--- Start ---

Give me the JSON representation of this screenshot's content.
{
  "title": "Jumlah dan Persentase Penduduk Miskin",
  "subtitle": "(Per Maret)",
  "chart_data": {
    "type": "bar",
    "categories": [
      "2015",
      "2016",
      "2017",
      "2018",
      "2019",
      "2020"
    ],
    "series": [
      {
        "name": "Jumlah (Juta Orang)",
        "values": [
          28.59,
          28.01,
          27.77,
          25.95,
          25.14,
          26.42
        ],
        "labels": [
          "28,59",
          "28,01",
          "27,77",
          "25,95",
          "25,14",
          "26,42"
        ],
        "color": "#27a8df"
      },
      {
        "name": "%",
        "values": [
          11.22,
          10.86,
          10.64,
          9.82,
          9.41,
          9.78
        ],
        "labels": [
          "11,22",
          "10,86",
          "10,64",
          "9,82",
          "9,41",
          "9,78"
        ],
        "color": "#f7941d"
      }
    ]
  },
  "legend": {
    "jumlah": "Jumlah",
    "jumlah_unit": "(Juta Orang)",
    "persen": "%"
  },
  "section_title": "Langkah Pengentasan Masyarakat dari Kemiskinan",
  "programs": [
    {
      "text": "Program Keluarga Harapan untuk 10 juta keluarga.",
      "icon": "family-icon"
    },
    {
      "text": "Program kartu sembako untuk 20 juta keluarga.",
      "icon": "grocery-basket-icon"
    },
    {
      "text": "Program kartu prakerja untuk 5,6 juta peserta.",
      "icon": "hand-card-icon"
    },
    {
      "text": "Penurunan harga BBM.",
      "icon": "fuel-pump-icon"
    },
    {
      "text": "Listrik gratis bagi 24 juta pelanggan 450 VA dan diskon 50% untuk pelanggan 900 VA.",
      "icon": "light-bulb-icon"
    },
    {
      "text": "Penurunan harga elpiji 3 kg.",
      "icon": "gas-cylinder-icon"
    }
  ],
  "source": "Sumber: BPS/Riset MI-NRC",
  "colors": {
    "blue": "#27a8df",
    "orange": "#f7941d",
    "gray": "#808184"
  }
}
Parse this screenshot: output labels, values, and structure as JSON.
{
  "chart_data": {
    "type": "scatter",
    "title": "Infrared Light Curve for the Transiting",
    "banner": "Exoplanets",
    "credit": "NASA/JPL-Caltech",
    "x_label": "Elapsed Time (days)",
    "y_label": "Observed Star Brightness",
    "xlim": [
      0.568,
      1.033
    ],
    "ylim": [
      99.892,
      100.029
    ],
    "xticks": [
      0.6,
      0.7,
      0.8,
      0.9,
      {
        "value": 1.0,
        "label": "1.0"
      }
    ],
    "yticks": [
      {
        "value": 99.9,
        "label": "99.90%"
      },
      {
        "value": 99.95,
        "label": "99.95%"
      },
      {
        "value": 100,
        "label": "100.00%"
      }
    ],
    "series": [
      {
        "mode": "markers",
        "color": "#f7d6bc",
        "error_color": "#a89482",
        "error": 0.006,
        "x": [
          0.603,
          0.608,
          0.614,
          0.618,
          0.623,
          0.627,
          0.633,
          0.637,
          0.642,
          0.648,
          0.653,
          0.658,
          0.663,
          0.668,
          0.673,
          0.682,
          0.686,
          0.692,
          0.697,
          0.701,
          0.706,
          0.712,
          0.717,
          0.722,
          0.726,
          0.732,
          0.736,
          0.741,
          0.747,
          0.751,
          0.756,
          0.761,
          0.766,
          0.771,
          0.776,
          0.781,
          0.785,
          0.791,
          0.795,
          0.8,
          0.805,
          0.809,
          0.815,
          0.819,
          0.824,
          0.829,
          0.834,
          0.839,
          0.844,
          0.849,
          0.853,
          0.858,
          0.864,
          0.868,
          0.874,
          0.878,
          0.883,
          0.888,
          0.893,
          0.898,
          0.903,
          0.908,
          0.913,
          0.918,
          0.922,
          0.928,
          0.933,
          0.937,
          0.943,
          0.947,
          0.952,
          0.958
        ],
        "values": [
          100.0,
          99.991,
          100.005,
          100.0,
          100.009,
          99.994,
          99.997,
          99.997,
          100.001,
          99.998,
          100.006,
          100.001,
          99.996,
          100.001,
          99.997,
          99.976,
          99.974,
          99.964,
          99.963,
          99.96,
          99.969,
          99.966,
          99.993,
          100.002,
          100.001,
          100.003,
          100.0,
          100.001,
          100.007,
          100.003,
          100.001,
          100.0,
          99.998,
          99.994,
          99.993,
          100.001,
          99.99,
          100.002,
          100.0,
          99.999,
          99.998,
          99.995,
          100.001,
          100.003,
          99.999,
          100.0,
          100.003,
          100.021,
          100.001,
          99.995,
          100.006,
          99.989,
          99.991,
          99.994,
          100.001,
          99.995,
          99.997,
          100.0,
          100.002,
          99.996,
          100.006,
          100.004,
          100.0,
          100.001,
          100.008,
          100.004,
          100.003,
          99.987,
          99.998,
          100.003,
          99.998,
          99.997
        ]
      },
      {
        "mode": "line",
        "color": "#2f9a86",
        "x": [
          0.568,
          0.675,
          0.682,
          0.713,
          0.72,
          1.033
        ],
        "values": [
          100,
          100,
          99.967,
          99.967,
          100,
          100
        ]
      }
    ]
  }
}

--- End ---

**GIVEN INSTRUCTION:** Reproduce every line of the listing above in which the string "screenshot" appears.

**SOLUTION FOR THIS PROBLEM:**
Give me the JSON representation of this screenshot's content.
Parse this screenshot: output labels, values, and structure as JSON.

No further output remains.